--- GIVEN REQUEST ---
Render the rows from the beginning through the line containing "The carriage lock 198 is at (175, 194)." as a JSON list of strings, with one string per line and blank lines omitted. Leave the pictures out of the answer.

--- DATA TO PROCESS ---
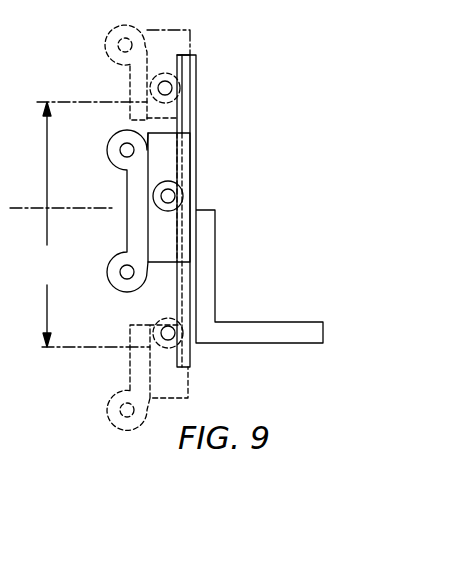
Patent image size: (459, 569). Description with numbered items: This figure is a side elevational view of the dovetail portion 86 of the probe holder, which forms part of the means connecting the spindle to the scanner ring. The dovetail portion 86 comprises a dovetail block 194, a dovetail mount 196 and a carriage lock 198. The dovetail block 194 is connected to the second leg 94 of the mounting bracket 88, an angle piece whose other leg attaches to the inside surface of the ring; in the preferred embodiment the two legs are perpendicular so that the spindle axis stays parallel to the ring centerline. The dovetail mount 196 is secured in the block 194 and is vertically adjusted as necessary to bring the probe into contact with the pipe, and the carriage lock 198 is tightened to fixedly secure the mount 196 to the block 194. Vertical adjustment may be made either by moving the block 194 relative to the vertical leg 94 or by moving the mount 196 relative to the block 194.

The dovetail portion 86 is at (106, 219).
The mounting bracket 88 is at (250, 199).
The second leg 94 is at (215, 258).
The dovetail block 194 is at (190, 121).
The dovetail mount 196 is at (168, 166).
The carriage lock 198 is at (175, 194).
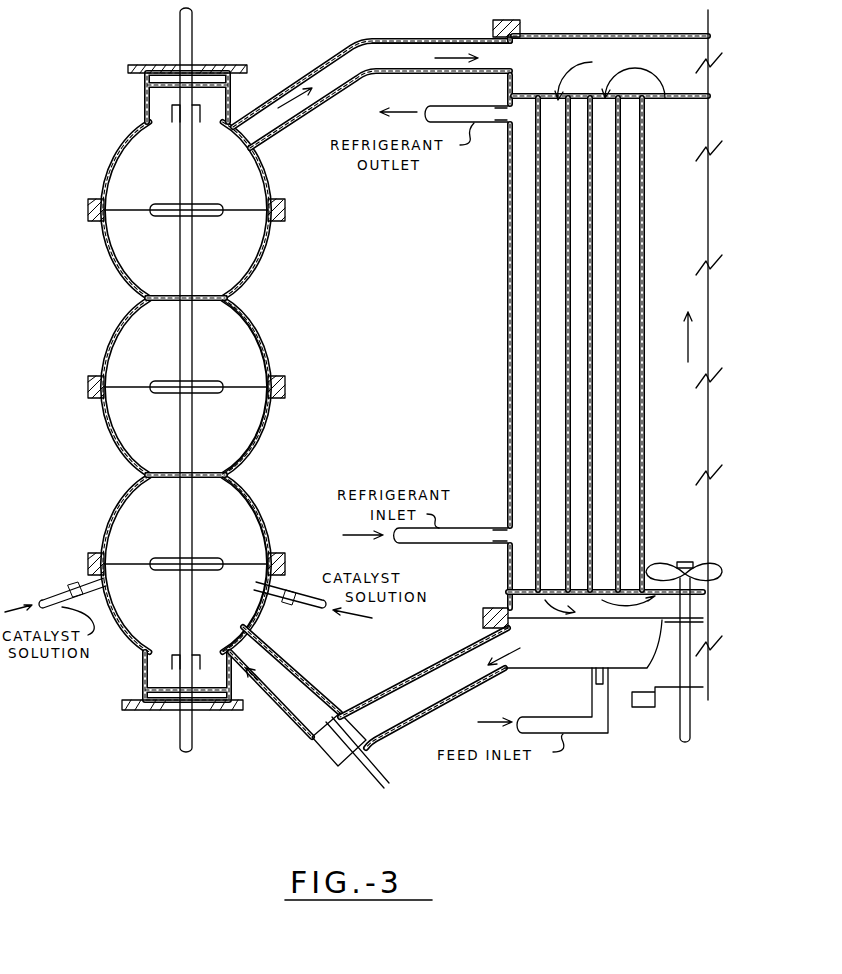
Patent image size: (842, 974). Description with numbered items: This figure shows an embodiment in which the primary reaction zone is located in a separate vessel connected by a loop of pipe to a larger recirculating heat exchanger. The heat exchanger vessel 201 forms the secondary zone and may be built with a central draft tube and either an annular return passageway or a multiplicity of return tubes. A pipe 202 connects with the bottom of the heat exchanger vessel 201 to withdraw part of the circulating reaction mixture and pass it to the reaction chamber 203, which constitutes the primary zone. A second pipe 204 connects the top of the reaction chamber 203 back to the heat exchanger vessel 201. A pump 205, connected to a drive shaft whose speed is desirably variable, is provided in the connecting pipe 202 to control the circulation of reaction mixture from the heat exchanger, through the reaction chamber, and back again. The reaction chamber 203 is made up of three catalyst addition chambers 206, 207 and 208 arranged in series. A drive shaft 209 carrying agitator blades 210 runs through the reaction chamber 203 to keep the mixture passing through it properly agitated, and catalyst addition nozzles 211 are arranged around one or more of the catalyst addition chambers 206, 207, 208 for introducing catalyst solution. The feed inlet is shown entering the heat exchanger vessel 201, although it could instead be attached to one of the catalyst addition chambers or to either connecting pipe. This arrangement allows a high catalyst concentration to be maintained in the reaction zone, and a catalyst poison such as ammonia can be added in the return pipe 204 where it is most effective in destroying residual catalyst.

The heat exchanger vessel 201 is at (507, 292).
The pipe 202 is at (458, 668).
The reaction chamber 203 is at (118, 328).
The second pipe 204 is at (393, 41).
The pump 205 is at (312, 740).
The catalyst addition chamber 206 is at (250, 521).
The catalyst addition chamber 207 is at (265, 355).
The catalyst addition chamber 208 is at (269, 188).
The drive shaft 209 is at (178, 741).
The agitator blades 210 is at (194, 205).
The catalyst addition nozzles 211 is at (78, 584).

--- ANSWER FOR THIS EXERCISE ---
[
  "Patent image size: (459, 569). Description with numbered items: This figure is a side elevational view of the dovetail portion 86 of the probe holder, which forms part of the means connecting the spindle to the scanner ring. The dovetail portion 86 comprises a dovetail block 194, a dovetail mount 196 and a carriage lock 198. The dovetail block 194 is connected to the second leg 94 of the mounting bracket 88, an angle piece whose other leg attaches to the inside surface of the ring; in the preferred embodiment the two legs are perpendicular so that the spindle axis stays parallel to the ring centerline. The dovetail mount 196 is secured in the block 194 and is vertically adjusted as necessary to bring the probe into contact with the pipe, and the carriage lock 198 is tightened to fixedly secure the mount 196 to the block 194. Vertical adjustment may be made either by moving the block 194 relative to the vertical leg 94 or by moving the mount 196 relative to the block 194.",
  "The dovetail portion 86 is at (106, 219).",
  "The mounting bracket 88 is at (250, 199).",
  "The second leg 94 is at (215, 258).",
  "The dovetail block 194 is at (190, 121).",
  "The dovetail mount 196 is at (168, 166).",
  "The carriage lock 198 is at (175, 194)."
]